Task details ▸ How many lines in these records hold the string "duration"? State only that number.

Working data ▸
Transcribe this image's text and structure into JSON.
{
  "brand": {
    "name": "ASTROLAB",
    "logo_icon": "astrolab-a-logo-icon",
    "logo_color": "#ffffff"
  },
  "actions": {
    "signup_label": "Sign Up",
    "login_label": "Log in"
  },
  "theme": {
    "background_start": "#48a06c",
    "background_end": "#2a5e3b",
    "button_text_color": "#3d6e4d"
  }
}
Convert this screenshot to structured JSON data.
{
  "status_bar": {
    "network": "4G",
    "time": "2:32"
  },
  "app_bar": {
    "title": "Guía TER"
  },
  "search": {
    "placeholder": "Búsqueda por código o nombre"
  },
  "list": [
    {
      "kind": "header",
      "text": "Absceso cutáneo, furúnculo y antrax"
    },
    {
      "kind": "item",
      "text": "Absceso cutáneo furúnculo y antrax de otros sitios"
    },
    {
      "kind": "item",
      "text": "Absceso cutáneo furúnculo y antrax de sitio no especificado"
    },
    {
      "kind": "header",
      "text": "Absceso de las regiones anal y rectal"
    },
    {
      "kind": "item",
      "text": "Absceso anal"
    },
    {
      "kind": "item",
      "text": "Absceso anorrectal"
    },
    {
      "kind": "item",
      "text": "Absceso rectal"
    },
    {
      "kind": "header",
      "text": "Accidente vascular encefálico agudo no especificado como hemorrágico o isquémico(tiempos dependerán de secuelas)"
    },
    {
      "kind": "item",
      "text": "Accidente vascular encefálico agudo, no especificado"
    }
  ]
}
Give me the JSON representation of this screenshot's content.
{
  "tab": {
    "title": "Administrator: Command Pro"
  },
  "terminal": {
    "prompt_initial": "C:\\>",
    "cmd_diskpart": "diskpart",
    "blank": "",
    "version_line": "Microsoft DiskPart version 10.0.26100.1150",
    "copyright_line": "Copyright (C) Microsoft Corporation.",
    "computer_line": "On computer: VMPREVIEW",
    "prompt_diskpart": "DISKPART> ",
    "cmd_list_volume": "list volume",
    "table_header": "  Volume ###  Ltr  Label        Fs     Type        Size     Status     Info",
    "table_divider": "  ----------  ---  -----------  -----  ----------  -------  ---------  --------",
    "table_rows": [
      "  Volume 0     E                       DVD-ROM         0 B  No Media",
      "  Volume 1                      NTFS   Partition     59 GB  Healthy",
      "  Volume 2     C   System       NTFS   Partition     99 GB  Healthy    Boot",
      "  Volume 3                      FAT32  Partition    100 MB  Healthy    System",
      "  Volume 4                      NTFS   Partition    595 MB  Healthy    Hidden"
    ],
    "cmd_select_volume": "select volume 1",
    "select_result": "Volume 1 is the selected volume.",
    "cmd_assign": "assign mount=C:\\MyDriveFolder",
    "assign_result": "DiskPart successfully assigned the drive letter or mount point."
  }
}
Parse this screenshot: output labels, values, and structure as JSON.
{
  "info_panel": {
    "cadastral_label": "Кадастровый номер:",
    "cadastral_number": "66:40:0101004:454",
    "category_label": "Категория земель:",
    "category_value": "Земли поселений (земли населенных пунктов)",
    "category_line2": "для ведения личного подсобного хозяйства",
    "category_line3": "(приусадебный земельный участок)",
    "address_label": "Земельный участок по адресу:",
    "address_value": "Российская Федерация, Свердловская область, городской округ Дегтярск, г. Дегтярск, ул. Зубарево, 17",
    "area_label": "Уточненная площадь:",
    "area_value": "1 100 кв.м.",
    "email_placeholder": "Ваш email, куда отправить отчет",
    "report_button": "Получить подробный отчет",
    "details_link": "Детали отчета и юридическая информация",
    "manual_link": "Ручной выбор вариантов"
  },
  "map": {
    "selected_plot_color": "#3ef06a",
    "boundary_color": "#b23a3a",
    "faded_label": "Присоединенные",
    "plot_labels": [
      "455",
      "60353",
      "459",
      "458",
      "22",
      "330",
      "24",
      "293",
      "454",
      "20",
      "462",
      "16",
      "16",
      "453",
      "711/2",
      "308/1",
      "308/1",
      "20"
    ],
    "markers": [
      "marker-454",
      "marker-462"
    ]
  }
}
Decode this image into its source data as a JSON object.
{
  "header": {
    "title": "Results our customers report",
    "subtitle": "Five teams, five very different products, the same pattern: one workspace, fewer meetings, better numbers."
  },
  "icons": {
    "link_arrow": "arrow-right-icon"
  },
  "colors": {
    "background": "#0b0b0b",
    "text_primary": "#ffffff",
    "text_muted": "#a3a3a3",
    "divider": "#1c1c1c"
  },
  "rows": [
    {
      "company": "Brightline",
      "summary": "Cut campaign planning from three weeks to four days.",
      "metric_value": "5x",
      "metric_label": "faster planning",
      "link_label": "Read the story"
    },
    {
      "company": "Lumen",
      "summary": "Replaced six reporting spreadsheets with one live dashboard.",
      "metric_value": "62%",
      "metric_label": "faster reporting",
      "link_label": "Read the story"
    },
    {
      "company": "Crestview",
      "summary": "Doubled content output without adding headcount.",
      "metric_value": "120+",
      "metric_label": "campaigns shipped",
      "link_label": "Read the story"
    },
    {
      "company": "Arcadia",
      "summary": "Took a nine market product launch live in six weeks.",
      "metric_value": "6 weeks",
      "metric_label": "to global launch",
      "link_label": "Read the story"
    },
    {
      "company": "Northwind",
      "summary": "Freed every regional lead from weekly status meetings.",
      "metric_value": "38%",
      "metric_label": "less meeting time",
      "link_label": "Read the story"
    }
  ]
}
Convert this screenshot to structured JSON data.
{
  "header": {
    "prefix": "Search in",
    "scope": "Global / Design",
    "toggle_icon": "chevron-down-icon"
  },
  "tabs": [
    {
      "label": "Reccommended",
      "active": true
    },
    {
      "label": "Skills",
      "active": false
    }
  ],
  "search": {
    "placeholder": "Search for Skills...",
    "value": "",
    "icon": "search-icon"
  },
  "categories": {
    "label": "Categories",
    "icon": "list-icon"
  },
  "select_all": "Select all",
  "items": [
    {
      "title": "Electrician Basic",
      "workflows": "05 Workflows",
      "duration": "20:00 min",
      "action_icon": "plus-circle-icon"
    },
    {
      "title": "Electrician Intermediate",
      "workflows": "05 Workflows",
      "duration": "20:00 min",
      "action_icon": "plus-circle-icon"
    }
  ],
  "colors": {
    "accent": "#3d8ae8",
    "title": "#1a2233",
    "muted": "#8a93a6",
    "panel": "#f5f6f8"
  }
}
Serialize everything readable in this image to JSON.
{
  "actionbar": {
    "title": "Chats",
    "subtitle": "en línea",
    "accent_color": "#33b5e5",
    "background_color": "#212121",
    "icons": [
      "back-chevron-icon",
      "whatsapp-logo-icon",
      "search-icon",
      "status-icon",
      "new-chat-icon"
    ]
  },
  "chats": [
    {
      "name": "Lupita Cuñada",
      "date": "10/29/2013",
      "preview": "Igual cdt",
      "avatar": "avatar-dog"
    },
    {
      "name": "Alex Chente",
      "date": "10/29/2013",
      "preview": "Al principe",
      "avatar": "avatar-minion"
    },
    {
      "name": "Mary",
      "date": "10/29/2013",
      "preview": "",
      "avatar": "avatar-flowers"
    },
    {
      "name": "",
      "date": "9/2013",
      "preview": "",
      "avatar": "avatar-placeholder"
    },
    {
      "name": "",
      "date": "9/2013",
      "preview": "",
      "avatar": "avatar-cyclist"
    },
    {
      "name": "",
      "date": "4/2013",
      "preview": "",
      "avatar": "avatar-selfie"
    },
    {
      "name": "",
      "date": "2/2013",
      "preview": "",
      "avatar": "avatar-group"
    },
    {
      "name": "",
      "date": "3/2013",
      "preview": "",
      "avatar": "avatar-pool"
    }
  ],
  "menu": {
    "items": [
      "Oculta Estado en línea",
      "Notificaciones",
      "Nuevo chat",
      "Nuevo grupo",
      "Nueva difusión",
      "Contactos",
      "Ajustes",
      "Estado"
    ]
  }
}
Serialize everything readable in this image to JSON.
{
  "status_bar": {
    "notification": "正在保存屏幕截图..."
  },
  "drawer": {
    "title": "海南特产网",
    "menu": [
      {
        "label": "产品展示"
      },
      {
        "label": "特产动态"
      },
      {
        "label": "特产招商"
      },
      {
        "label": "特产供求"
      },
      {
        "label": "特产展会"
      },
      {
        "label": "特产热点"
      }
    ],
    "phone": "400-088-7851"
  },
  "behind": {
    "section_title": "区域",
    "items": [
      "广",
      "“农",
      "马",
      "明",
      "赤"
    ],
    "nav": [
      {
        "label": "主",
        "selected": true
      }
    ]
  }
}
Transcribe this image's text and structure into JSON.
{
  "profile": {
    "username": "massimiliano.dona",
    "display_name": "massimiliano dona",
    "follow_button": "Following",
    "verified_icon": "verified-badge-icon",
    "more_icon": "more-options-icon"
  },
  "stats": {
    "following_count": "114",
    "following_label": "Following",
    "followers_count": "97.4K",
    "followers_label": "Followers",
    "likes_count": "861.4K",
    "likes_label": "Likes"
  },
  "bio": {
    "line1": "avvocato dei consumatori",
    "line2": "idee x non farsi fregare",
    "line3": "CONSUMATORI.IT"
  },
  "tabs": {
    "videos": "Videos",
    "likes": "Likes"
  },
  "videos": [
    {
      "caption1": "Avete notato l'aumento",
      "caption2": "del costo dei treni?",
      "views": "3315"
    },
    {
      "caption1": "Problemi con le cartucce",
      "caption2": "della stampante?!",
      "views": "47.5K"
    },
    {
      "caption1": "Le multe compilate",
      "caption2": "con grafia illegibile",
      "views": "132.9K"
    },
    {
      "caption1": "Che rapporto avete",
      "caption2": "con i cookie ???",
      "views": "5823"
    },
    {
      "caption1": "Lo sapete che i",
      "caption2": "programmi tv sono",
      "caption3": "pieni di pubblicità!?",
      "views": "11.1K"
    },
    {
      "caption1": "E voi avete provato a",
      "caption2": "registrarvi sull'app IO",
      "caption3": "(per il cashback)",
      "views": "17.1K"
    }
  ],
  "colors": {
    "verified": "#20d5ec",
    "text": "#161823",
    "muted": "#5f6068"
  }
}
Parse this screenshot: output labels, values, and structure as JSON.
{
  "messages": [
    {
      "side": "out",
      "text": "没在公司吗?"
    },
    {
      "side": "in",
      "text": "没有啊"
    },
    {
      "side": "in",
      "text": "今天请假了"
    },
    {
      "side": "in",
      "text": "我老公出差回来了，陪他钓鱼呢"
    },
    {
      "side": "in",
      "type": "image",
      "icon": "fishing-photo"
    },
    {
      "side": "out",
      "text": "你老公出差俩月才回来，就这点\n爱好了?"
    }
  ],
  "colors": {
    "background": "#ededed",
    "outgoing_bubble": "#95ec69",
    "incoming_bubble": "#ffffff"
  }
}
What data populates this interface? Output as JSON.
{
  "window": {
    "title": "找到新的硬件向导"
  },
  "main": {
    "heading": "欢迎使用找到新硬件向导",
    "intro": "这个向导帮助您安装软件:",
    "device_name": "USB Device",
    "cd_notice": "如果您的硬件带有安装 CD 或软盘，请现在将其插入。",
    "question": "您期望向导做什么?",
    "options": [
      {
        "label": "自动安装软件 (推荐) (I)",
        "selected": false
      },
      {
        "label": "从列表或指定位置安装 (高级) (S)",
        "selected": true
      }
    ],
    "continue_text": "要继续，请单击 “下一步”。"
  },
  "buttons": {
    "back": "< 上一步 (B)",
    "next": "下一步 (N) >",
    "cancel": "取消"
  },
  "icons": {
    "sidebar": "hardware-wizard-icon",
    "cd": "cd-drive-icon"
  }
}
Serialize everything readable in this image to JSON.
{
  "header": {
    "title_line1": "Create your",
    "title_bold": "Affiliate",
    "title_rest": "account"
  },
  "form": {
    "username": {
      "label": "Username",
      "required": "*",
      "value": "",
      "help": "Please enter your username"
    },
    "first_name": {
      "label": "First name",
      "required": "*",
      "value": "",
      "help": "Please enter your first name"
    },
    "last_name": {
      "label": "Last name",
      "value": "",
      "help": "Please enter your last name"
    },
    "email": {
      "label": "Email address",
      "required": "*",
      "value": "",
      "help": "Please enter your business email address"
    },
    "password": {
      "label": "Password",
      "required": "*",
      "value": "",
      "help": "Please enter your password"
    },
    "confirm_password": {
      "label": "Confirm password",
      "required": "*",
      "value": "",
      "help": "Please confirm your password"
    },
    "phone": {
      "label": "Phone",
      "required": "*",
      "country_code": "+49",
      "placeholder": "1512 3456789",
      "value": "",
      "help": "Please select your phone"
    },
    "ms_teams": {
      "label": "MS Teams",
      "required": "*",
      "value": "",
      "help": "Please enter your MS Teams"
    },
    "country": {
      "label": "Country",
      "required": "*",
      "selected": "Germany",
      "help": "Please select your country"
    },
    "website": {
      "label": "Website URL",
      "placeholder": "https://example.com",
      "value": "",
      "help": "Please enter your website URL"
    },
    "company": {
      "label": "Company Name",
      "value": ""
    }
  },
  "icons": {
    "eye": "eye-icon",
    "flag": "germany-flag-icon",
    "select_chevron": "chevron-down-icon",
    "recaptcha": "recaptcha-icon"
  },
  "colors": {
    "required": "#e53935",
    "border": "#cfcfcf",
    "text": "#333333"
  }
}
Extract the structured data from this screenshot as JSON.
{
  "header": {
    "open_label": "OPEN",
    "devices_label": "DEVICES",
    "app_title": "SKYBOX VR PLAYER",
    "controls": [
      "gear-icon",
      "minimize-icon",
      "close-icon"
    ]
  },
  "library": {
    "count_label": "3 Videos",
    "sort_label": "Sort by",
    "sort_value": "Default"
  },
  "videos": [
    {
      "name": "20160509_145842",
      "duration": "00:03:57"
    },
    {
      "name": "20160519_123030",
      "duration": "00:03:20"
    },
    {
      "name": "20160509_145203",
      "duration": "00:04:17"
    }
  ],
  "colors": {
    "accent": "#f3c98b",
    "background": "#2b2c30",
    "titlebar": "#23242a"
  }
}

Output for this task ▸ 5